> _Required action_
Here are some records; copy every line that holds the word "series".

> _Dataset content_
——————

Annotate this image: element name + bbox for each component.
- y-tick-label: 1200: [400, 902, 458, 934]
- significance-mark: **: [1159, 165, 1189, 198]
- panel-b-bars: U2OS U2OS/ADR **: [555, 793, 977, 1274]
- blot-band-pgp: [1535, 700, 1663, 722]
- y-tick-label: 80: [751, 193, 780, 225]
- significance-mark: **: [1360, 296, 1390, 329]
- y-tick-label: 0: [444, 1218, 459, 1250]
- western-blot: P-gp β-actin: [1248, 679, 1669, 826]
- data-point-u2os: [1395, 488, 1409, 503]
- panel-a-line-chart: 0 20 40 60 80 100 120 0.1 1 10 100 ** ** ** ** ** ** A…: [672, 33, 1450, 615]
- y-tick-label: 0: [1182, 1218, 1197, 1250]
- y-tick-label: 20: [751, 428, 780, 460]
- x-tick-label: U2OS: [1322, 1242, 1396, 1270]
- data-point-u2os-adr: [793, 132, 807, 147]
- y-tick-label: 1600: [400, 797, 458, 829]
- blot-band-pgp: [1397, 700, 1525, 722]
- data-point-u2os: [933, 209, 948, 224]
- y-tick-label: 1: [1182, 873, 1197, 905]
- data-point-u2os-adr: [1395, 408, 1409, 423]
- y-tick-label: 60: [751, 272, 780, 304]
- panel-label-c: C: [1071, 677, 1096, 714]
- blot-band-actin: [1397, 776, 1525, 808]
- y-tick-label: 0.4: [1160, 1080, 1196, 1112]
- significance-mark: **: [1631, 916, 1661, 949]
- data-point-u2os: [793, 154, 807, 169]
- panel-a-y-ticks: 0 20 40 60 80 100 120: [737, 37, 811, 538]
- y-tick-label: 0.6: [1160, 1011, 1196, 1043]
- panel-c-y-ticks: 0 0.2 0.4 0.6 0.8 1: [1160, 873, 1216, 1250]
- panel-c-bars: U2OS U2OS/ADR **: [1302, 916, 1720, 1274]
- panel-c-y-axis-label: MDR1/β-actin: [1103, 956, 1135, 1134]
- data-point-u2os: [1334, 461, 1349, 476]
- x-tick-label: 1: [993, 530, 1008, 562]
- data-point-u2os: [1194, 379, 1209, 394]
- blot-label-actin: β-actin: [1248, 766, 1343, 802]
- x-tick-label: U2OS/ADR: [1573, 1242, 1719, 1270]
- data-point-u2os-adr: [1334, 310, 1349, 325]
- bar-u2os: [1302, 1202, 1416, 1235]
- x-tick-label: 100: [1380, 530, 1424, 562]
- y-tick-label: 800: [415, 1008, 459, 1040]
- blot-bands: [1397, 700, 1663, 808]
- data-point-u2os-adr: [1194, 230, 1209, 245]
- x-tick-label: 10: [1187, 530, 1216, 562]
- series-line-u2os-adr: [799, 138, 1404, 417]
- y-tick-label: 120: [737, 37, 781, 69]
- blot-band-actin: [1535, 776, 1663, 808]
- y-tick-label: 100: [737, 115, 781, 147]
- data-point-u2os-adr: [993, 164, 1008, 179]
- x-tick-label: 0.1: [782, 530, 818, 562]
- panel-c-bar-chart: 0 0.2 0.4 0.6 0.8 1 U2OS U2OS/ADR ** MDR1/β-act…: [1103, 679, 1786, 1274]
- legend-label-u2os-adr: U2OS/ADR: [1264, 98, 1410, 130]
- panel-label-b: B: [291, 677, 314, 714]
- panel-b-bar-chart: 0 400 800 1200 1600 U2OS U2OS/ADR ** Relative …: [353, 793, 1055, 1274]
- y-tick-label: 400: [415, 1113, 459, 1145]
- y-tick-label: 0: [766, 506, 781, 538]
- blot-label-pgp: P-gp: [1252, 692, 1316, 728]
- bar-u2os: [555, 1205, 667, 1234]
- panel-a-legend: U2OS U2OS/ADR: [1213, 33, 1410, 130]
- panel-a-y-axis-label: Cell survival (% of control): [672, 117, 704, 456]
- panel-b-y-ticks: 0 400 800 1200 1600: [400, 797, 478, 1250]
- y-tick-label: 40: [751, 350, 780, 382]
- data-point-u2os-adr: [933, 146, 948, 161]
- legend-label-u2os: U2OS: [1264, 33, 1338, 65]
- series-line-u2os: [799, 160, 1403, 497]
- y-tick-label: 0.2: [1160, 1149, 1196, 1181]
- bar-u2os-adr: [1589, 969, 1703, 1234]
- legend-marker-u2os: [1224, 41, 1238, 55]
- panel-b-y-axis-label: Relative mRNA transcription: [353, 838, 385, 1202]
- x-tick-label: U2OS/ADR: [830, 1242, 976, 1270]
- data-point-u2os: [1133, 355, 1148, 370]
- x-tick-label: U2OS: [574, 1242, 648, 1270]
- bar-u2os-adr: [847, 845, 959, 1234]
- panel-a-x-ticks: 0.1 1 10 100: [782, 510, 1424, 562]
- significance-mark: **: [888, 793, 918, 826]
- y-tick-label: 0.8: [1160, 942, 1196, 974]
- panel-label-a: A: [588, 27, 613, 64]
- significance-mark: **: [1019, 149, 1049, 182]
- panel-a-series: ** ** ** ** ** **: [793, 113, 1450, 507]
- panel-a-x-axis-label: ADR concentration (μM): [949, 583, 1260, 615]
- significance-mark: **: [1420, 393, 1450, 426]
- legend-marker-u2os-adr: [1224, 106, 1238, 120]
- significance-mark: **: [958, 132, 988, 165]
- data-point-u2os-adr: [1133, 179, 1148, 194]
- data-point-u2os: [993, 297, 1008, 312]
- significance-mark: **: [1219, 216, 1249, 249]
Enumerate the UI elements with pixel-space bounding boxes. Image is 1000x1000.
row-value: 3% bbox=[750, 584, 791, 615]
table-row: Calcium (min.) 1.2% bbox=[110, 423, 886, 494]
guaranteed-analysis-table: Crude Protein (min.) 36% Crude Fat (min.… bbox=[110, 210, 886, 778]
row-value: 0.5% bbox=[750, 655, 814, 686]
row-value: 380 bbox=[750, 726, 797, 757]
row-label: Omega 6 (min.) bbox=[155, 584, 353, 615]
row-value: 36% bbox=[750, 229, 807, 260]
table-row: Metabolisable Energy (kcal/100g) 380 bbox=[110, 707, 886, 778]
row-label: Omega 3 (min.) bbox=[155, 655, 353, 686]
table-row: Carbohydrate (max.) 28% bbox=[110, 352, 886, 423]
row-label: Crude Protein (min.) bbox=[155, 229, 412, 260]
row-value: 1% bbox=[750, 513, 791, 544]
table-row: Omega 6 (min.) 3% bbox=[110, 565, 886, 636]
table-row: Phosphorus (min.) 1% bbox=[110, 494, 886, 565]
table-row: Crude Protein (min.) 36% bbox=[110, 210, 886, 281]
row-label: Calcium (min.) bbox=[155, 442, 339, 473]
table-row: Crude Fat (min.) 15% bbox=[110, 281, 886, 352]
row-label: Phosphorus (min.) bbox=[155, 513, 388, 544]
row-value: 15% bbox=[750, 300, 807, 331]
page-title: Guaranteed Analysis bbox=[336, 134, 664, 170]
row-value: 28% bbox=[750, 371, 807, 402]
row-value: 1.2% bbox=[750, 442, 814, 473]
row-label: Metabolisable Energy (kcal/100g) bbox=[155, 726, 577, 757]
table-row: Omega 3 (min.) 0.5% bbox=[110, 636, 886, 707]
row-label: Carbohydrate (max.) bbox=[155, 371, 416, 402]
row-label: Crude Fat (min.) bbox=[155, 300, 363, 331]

——————

> _Written solution_
- series-line-u2os-adr: [799, 138, 1404, 417]
- series-line-u2os: [799, 160, 1403, 497]
- panel-a-series: ** ** ** ** ** **: [793, 113, 1450, 507]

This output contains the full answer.